## Problem to work on
Search the material for the word "message" and copy each line that holds it.

## Task inputs
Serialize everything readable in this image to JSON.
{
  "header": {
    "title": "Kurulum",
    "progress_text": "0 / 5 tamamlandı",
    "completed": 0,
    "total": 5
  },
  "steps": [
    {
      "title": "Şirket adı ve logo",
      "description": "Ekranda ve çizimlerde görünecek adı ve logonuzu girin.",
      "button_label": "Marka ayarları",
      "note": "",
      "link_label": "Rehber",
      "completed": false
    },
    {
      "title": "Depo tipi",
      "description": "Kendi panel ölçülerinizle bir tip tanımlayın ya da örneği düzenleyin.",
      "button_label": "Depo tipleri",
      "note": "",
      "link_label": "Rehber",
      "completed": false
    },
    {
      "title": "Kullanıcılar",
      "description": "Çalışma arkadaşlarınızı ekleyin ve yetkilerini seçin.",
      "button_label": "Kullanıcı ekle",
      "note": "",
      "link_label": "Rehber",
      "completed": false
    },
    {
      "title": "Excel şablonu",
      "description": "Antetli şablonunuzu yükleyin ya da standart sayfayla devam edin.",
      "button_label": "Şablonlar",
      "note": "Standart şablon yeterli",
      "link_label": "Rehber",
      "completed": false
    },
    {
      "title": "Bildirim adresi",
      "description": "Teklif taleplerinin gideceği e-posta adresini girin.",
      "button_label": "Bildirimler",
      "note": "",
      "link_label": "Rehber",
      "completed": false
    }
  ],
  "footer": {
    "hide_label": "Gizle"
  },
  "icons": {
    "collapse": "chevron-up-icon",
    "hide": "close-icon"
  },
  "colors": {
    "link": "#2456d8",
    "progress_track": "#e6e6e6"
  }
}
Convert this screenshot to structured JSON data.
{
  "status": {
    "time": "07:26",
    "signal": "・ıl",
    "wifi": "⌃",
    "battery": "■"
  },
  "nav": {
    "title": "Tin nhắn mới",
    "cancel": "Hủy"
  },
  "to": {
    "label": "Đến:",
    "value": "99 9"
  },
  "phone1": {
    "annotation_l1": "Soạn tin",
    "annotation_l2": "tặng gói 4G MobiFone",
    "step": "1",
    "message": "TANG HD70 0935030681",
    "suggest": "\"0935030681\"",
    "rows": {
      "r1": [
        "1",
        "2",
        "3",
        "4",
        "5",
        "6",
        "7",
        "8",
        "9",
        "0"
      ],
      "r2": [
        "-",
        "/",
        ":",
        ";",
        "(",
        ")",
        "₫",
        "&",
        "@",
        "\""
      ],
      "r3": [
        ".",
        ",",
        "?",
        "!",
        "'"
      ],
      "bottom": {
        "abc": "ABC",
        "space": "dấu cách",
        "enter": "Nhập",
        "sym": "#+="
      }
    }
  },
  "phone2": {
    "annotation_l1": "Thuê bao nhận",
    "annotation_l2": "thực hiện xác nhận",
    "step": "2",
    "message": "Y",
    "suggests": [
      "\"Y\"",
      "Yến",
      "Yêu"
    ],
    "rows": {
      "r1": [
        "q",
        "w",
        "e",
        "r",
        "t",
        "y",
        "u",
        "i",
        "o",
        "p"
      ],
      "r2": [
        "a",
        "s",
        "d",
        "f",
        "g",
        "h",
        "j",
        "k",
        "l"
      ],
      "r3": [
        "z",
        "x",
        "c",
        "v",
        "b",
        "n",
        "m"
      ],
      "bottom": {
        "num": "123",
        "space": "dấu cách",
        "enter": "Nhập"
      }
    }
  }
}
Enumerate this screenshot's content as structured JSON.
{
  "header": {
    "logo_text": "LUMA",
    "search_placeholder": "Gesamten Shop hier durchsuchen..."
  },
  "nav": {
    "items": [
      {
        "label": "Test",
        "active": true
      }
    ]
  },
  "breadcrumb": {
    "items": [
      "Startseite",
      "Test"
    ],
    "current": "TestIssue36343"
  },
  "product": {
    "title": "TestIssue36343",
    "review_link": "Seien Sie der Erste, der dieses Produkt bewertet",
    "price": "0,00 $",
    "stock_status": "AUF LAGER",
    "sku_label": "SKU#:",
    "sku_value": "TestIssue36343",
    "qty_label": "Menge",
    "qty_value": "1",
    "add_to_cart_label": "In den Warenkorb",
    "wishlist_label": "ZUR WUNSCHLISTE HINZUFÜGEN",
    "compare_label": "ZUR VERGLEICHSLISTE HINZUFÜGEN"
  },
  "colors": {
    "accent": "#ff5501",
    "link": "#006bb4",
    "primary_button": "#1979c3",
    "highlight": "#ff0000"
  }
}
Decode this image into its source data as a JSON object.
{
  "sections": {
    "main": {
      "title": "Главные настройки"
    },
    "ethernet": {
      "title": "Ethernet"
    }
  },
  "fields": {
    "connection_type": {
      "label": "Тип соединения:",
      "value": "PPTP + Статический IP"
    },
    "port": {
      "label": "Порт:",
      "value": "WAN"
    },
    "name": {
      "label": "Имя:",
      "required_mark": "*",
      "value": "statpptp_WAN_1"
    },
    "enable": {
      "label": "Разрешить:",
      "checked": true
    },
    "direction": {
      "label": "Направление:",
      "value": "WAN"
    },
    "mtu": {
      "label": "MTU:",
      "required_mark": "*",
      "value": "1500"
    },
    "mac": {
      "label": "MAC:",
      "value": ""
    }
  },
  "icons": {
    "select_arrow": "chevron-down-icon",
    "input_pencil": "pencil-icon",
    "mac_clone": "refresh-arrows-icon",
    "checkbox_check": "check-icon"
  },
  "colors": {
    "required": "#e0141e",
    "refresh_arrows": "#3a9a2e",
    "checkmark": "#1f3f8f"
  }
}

## Solution for this exercise
    "message": "TANG HD70 0935030681",
    "message": "Y",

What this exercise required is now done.